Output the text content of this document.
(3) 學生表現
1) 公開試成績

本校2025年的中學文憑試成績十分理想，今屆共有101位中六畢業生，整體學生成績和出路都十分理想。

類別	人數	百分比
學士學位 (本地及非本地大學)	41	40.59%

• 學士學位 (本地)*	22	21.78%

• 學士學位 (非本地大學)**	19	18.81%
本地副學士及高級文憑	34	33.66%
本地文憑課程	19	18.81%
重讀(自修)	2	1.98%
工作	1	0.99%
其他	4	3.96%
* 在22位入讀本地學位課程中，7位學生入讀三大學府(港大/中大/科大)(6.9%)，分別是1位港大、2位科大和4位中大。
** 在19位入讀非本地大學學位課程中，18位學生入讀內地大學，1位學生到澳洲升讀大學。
━━━━━━━━
Extract every line from the records above that contains the word "學士學位".

學士學位 (本地及非本地大學)	41	40.59%
• 學士學位 (本地)*	22	21.78%
• 學士學位 (非本地大學)**	19	18.81%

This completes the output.